▸ **What this task involves**
Pick out each line in these entries that contains the string "title".

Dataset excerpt
>> Start

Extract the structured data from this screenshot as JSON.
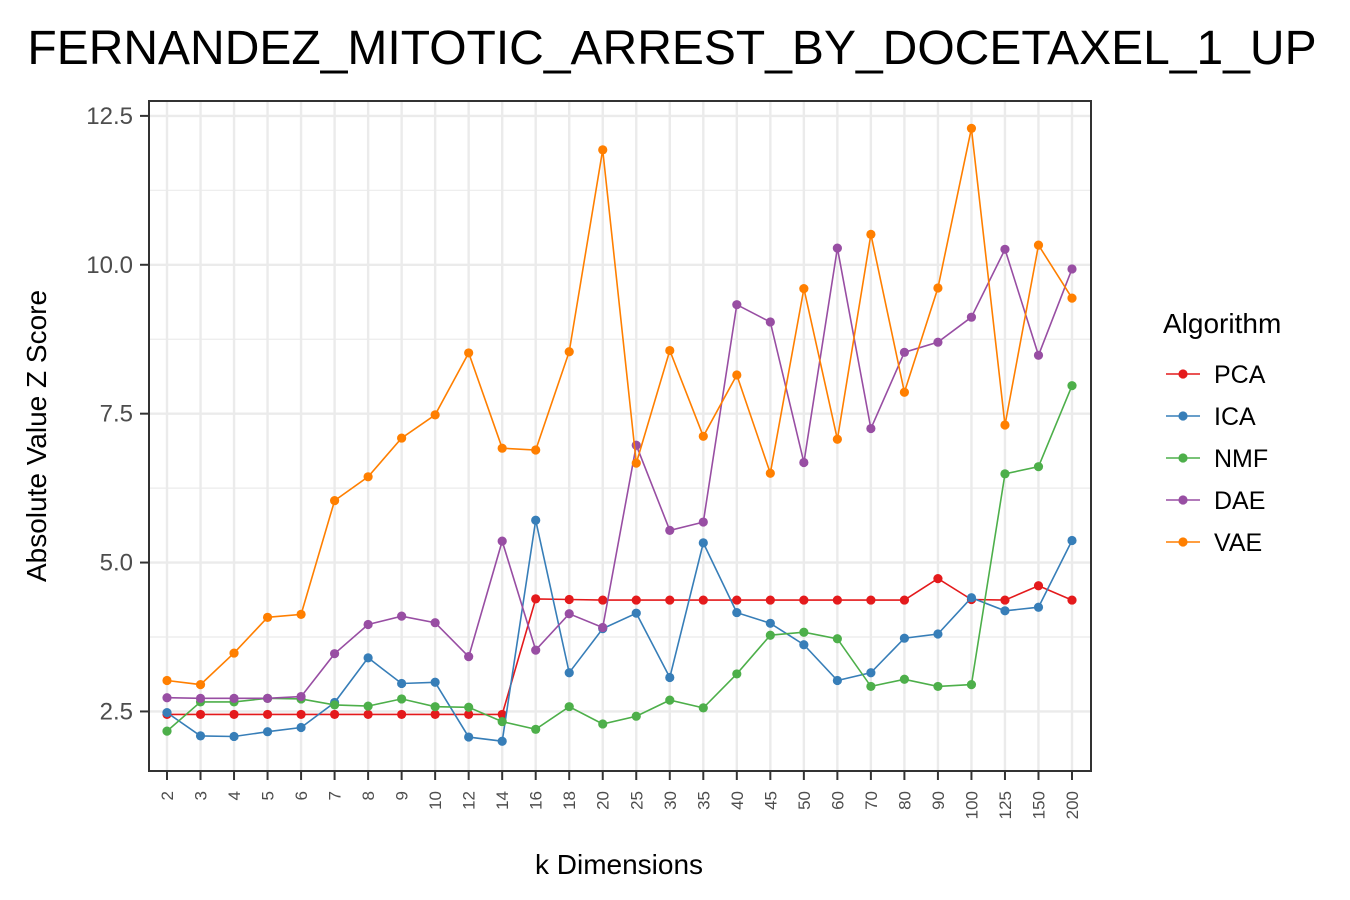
{
  "chart_data": {
    "type": "line",
    "title": "FERNANDEZ_MITOTIC_ARREST_BY_DOCETAXEL_1_UP",
    "xlabel": "k Dimensions",
    "ylabel": "Absolute Value Z Score",
    "categories": [
      "2",
      "3",
      "4",
      "5",
      "6",
      "7",
      "8",
      "9",
      "10",
      "12",
      "14",
      "16",
      "18",
      "20",
      "25",
      "30",
      "35",
      "40",
      "45",
      "50",
      "60",
      "70",
      "80",
      "90",
      "100",
      "125",
      "150",
      "200"
    ],
    "y_ticks": [
      "2.5",
      "5.0",
      "7.5",
      "10.0",
      "12.5"
    ],
    "ylim": [
      1.5,
      12.75
    ],
    "grid": true,
    "legend": {
      "title": "Algorithm",
      "position": "right"
    },
    "series": [
      {
        "name": "PCA",
        "color": "#e41a1c",
        "values": [
          2.45,
          2.45,
          2.45,
          2.45,
          2.45,
          2.45,
          2.45,
          2.45,
          2.45,
          2.45,
          2.45,
          4.39,
          4.38,
          4.37,
          4.37,
          4.37,
          4.37,
          4.37,
          4.37,
          4.37,
          4.37,
          4.37,
          4.37,
          4.73,
          4.38,
          4.37,
          4.61,
          4.37
        ]
      },
      {
        "name": "ICA",
        "color": "#377eb8",
        "values": [
          2.48,
          2.09,
          2.08,
          2.16,
          2.23,
          2.65,
          3.4,
          2.97,
          2.99,
          2.07,
          2.0,
          5.71,
          3.15,
          3.89,
          4.15,
          3.07,
          5.33,
          4.16,
          3.98,
          3.62,
          3.02,
          3.15,
          3.73,
          3.8,
          4.41,
          4.19,
          4.25,
          5.37
        ]
      },
      {
        "name": "NMF",
        "color": "#4daf4a",
        "values": [
          2.17,
          2.66,
          2.66,
          2.72,
          2.71,
          2.61,
          2.59,
          2.71,
          2.58,
          2.57,
          2.33,
          2.2,
          2.58,
          2.29,
          2.42,
          2.69,
          2.56,
          3.13,
          3.78,
          3.83,
          3.72,
          2.92,
          3.04,
          2.92,
          2.95,
          6.49,
          6.61,
          7.97
        ]
      },
      {
        "name": "DAE",
        "color": "#984ea3",
        "values": [
          2.73,
          2.72,
          2.72,
          2.72,
          2.75,
          3.47,
          3.96,
          4.1,
          3.99,
          3.42,
          5.36,
          3.53,
          4.14,
          3.91,
          6.97,
          5.54,
          5.68,
          9.33,
          9.04,
          6.68,
          10.28,
          7.25,
          8.53,
          8.7,
          9.12,
          10.26,
          8.48,
          9.93
        ]
      },
      {
        "name": "VAE",
        "color": "#ff7f00",
        "values": [
          3.02,
          2.95,
          3.48,
          4.08,
          4.13,
          6.04,
          6.44,
          7.09,
          7.48,
          8.52,
          6.92,
          6.89,
          8.54,
          11.93,
          6.67,
          8.56,
          7.12,
          8.15,
          6.5,
          9.6,
          7.07,
          10.51,
          7.86,
          9.61,
          12.29,
          7.31,
          10.33,
          9.44
        ]
      }
    ]
  }
}
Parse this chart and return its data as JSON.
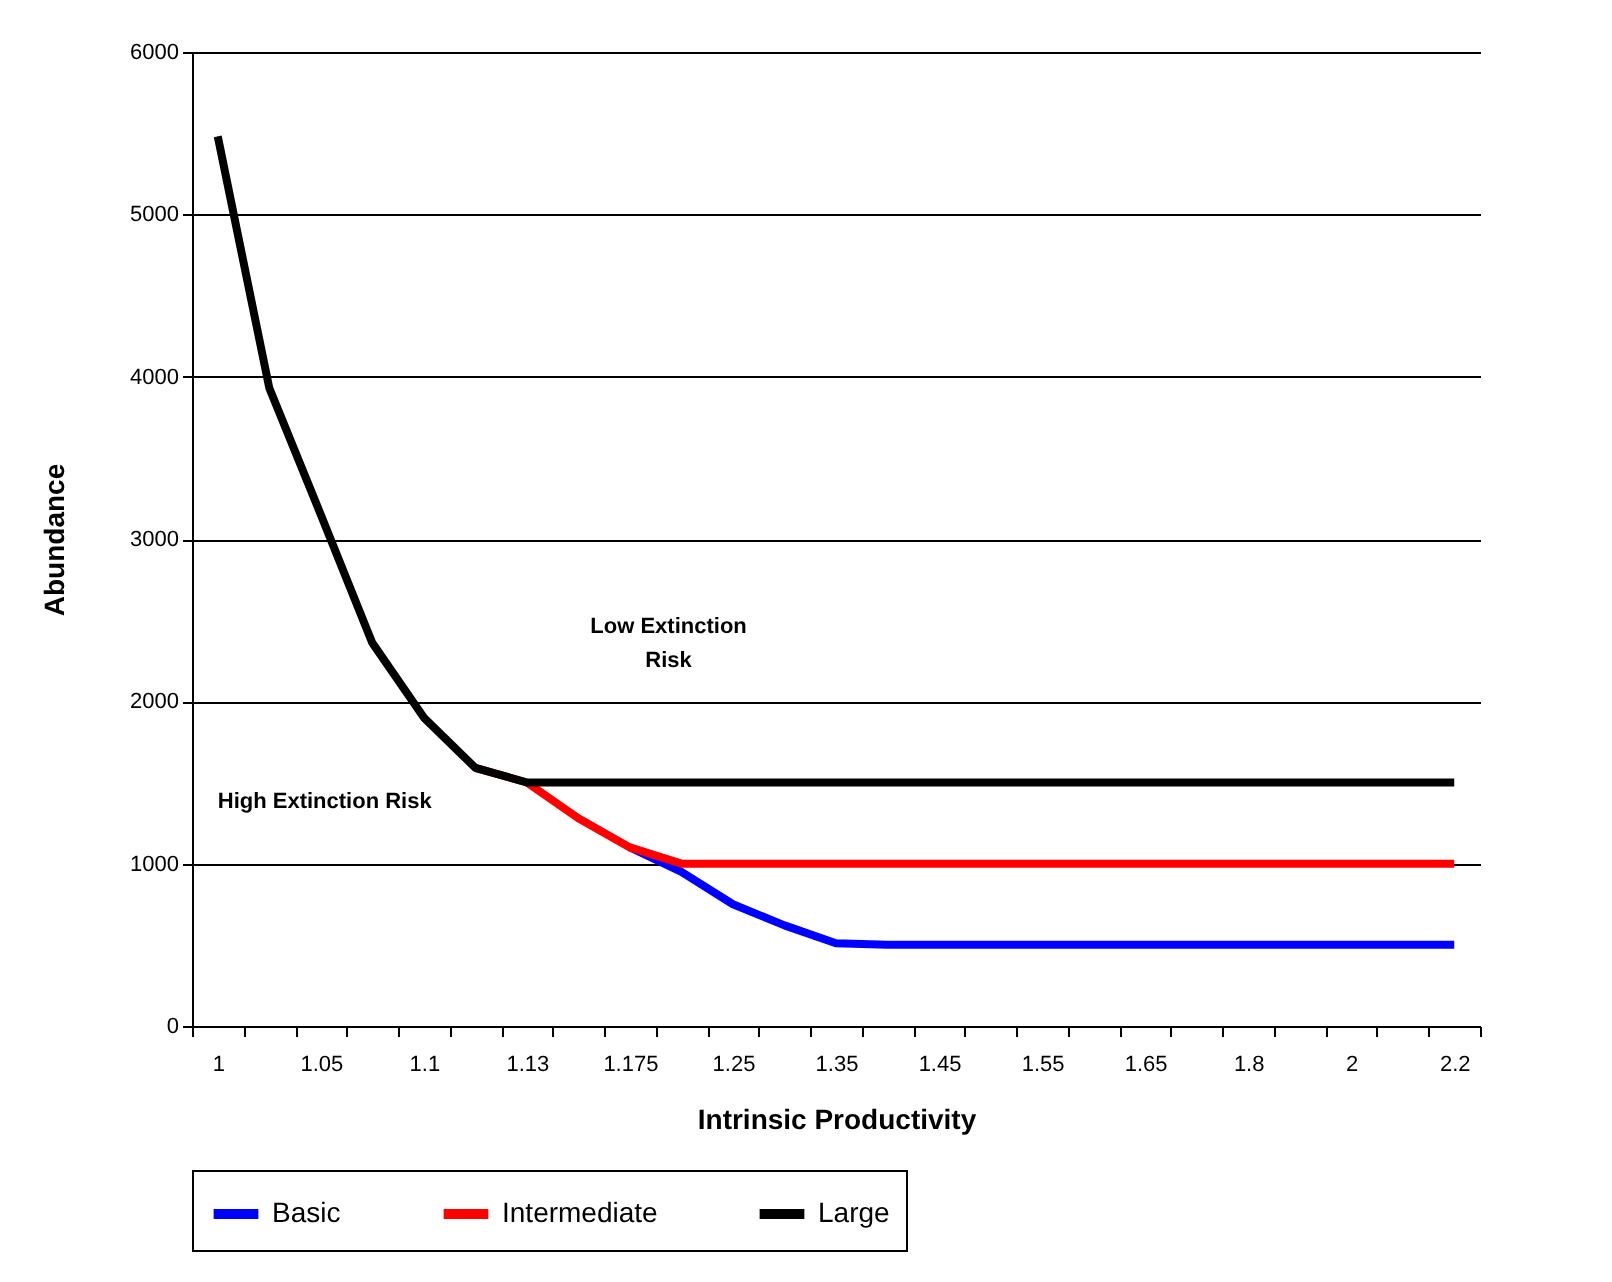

>> End

▸ **Solution to the exercise**
    "title": "FERNANDEZ_MITOTIC_ARREST_BY_DOCETAXEL_1_UP",
      "title": "Algorithm",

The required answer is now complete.